◆ Request: From the entries that follow, extract each line holding the string "noise".

Stored entries
┌────────

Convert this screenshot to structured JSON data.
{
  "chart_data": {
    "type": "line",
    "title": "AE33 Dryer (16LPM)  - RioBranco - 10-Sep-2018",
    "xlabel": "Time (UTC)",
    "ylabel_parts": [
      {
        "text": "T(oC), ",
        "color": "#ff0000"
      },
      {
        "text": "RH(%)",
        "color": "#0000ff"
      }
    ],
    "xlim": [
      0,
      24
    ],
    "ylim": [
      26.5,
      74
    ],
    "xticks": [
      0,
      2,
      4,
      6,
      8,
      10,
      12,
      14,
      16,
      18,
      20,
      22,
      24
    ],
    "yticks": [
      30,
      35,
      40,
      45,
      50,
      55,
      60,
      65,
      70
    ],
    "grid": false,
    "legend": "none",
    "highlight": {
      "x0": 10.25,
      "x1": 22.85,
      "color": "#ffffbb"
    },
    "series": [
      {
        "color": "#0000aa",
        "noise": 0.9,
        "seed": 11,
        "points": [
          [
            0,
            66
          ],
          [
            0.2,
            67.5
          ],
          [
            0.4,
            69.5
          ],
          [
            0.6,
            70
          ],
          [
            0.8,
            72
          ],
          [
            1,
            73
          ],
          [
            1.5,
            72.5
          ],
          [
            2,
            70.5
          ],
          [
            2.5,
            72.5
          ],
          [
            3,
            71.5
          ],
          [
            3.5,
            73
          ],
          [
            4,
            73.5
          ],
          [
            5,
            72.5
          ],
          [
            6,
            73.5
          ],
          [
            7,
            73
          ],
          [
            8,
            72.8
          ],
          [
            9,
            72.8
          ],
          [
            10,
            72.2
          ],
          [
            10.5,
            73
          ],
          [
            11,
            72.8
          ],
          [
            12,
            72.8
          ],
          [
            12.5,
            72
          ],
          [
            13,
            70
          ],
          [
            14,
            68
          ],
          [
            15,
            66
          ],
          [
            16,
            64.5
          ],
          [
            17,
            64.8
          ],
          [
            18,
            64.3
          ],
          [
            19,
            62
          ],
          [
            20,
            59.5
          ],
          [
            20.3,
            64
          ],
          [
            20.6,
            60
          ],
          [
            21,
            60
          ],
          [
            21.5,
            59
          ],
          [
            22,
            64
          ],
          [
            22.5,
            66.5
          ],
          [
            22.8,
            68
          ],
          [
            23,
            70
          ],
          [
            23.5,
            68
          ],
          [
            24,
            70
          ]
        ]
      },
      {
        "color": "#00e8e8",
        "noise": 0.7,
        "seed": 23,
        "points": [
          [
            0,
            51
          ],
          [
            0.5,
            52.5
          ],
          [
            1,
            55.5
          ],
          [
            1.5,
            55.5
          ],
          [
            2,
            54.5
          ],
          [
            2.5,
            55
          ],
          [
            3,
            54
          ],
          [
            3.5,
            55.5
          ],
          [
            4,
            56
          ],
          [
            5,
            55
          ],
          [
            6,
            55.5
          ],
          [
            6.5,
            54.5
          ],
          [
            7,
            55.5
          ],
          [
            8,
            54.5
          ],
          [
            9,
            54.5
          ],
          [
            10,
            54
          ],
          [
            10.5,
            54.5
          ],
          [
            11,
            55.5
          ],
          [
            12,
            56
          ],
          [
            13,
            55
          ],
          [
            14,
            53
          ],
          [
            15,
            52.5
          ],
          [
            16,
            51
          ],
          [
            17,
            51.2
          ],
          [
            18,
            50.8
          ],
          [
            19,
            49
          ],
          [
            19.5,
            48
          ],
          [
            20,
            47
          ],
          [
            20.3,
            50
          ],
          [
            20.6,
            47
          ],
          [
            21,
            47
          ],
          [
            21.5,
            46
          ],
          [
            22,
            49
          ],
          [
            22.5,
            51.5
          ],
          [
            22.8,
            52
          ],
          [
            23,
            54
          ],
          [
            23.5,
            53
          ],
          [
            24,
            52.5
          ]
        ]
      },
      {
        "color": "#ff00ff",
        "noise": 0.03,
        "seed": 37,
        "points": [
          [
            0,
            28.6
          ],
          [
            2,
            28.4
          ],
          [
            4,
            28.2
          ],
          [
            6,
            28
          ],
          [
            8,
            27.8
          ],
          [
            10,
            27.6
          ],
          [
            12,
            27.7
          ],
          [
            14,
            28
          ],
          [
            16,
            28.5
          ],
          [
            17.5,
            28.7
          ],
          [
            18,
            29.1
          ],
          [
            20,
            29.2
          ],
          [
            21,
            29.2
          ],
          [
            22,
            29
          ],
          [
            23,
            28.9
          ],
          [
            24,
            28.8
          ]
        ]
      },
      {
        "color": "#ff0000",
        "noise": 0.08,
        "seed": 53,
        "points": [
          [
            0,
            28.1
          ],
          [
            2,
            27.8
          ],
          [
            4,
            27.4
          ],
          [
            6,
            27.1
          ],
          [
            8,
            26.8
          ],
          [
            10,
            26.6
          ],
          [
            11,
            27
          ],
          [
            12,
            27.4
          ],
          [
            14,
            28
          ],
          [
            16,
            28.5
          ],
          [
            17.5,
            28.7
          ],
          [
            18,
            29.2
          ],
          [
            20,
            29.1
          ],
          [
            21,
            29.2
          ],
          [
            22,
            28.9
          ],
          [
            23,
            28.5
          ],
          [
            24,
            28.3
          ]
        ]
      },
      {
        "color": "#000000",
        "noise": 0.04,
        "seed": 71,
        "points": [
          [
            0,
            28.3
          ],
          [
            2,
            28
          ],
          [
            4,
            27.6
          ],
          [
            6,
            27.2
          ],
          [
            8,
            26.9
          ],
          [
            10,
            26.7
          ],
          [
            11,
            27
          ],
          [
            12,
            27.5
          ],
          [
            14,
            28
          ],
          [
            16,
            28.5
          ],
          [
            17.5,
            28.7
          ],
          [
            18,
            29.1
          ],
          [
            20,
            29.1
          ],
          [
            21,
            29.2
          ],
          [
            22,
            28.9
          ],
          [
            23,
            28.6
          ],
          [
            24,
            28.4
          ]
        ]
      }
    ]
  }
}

└────────

◆ Response for this exercise:
        "noise": 0.9,
        "noise": 0.7,
        "noise": 0.03,
        "noise": 0.08,
        "noise": 0.04,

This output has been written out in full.